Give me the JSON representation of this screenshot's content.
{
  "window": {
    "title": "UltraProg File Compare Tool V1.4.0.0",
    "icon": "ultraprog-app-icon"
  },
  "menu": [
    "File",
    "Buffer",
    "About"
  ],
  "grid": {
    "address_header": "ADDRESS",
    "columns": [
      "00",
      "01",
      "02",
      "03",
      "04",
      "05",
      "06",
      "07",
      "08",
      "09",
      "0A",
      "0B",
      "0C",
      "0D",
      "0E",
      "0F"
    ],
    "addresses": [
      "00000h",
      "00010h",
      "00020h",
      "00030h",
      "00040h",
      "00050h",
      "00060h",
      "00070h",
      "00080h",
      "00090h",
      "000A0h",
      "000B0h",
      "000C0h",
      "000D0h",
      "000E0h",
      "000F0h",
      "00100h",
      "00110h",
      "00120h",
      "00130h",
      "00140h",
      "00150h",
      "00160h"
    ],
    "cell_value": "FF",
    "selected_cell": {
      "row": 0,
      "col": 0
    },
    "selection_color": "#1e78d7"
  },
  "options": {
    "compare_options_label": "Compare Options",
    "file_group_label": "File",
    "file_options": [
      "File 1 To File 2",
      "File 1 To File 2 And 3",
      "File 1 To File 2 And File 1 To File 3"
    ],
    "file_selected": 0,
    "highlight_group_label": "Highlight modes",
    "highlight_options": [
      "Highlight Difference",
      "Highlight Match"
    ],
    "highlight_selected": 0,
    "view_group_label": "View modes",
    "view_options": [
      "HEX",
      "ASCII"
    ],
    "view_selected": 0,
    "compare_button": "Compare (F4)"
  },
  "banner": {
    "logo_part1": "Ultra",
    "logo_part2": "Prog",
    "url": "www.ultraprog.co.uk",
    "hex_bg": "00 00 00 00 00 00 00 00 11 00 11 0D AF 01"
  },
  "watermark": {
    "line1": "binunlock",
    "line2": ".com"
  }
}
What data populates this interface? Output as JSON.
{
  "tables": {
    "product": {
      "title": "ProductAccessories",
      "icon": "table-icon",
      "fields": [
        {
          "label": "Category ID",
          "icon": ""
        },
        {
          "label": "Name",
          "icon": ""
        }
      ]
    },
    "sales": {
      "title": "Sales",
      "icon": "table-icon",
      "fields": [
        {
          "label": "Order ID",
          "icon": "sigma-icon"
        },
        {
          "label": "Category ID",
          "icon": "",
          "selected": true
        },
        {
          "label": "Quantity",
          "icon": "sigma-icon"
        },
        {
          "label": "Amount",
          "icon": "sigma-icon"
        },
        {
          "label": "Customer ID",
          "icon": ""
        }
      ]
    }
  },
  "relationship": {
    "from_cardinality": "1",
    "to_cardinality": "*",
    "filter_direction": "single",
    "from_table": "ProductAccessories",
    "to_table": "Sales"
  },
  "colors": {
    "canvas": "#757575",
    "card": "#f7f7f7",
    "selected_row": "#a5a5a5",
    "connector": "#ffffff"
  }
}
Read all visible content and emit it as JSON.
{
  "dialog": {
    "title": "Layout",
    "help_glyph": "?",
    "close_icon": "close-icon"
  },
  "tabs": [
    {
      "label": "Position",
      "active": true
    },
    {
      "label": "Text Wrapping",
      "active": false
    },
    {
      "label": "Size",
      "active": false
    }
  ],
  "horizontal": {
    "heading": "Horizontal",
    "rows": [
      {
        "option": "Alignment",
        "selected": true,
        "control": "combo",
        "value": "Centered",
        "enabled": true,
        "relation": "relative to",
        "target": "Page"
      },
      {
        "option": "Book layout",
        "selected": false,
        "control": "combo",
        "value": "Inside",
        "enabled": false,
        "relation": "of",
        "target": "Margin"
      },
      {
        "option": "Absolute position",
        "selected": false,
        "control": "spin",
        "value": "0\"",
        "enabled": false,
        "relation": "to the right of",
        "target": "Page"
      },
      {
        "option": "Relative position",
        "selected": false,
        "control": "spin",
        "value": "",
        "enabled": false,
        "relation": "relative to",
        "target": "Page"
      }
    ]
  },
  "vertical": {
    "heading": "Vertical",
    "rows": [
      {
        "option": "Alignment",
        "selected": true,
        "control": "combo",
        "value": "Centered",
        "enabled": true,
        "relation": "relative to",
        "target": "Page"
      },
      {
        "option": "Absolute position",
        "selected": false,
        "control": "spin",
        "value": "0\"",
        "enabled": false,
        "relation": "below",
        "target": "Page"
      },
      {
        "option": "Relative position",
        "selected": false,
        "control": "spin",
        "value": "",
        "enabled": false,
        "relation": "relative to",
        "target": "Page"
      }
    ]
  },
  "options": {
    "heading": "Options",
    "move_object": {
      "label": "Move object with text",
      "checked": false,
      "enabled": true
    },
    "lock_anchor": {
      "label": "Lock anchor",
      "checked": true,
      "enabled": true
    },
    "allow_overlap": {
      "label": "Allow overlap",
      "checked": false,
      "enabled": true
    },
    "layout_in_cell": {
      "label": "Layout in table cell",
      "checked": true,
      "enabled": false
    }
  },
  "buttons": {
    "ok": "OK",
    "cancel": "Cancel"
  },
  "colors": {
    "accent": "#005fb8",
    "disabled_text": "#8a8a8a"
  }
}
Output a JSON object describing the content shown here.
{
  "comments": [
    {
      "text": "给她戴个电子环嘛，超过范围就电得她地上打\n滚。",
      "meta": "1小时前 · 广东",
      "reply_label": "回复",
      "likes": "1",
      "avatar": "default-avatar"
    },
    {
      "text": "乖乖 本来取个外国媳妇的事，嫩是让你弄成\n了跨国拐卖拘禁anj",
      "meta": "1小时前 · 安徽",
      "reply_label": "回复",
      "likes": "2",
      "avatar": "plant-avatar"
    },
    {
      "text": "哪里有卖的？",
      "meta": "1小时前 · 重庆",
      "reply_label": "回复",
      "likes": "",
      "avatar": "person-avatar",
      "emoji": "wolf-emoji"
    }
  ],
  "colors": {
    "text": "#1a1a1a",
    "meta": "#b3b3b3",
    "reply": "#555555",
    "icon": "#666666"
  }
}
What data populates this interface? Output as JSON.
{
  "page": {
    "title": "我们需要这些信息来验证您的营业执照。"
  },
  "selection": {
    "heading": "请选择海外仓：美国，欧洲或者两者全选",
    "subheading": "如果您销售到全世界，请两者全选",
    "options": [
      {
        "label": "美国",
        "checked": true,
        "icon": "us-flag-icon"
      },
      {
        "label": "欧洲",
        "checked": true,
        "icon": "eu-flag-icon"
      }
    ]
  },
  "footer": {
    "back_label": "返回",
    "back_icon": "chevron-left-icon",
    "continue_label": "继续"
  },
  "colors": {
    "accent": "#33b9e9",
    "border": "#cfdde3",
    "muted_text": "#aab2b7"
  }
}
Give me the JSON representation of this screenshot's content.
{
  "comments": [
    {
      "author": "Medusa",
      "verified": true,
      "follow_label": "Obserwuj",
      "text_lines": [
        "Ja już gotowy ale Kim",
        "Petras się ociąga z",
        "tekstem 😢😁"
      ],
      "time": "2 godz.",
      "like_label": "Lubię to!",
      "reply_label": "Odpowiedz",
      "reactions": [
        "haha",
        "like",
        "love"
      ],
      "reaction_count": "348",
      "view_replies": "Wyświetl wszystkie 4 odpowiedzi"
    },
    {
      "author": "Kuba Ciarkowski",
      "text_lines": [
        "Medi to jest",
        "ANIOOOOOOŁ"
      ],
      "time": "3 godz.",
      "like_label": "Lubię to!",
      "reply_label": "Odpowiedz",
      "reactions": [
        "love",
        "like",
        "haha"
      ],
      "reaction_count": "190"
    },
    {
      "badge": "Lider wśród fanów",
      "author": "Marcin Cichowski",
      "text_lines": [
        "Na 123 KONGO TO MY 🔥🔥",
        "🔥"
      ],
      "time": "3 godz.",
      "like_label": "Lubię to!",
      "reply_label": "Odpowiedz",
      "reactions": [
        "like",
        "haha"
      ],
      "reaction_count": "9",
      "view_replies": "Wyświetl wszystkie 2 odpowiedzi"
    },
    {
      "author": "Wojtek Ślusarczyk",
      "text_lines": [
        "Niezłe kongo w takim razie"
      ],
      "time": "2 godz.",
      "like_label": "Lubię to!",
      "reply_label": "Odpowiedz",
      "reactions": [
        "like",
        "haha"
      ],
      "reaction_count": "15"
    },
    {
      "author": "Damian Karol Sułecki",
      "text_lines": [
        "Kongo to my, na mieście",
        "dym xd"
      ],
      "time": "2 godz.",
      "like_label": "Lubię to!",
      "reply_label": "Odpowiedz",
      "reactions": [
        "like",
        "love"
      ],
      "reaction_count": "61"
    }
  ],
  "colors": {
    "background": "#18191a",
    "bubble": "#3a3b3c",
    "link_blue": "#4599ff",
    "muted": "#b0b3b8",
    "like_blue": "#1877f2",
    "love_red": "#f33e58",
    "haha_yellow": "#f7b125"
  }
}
● ● ● ● ● ● ●
WHAT YOU SHOULD DO: From the listing above, copy every line that holds the string "content".

OUTPUT FOR THIS TASK:
Give me the JSON representation of this screenshot's content.
Read all visible content and emit it as JSON.
Output a JSON object describing the content shown here.
Give me the JSON representation of this screenshot's content.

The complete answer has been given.